§ Exercise requirements
Pick out all lines with the word "list" from the records that follow.

§ Dataset content
::::::::::

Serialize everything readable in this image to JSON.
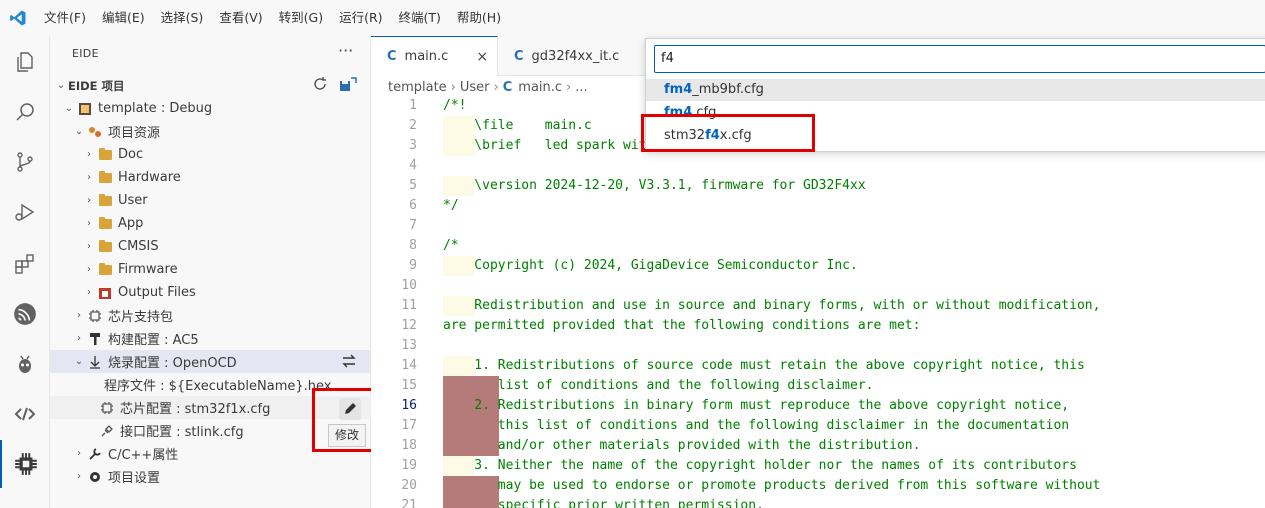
{
  "menubar": {
    "items": [
      "文件(F)",
      "编辑(E)",
      "选择(S)",
      "查看(V)",
      "转到(G)",
      "运行(R)",
      "终端(T)",
      "帮助(H)"
    ]
  },
  "activity_icons": [
    "explorer-icon",
    "search-icon",
    "source-control-icon",
    "run-debug-icon",
    "extensions-icon",
    "esp-icon",
    "bug-icon",
    "code-icon",
    "eide-icon"
  ],
  "sidebar": {
    "title": "EIDE",
    "more": "···",
    "section": "EIDE 项目",
    "project": "template : Debug",
    "resources": "项目资源",
    "folders": [
      "Doc",
      "Hardware",
      "User",
      "App",
      "CMSIS",
      "Firmware",
      "Output Files"
    ],
    "chip_pkg": "芯片支持包",
    "build_cfg": "构建配置 : AC5",
    "flash_cfg": "烧录配置 : OpenOCD",
    "program_file": "程序文件 : ${ExecutableName}.hex",
    "chip_cfg": "芯片配置 : stm32f1x.cfg",
    "iface_cfg": "接口配置 : stlink.cfg",
    "cpp_props": "C/C++属性",
    "project_settings": "项目设置",
    "edit_tooltip": "修改"
  },
  "tabs": [
    {
      "label": "main.c",
      "close": "×"
    },
    {
      "label": "gd32f4xx_it.c"
    }
  ],
  "breadcrumb": [
    "template",
    "User",
    "main.c",
    "..."
  ],
  "quickpick": {
    "value": "f4",
    "items": [
      {
        "pre": "",
        "hl": "fm4",
        "post": "_mb9bf.cfg"
      },
      {
        "pre": "",
        "hl": "fm4",
        "post": ".cfg"
      },
      {
        "pre": "stm32",
        "hl": "f4",
        "post": "x.cfg"
      }
    ]
  },
  "code": {
    "current_line": 16,
    "lines": [
      "/*!",
      "    \\file    main.c",
      "    \\brief   led spark with systick",
      "",
      "    \\version 2024-12-20, V3.3.1, firmware for GD32F4xx",
      "*/",
      "",
      "/*",
      "    Copyright (c) 2024, GigaDevice Semiconductor Inc.",
      "",
      "    Redistribution and use in source and binary forms, with or without modification,",
      "are permitted provided that the following conditions are met:",
      "",
      "    1. Redistributions of source code must retain the above copyright notice, this",
      "       list of conditions and the following disclaimer.",
      "    2. Redistributions in binary form must reproduce the above copyright notice,",
      "       this list of conditions and the following disclaimer in the documentation",
      "       and/or other materials provided with the distribution.",
      "    3. Neither the name of the copyright holder nor the names of its contributors",
      "       may be used to endorse or promote products derived from this software without",
      "       specific prior written permission."
    ]
  }
}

::::::::::

§ Written solution
      "       list of conditions and the following disclaimer.",
      "       this list of conditions and the following disclaimer in the documentation",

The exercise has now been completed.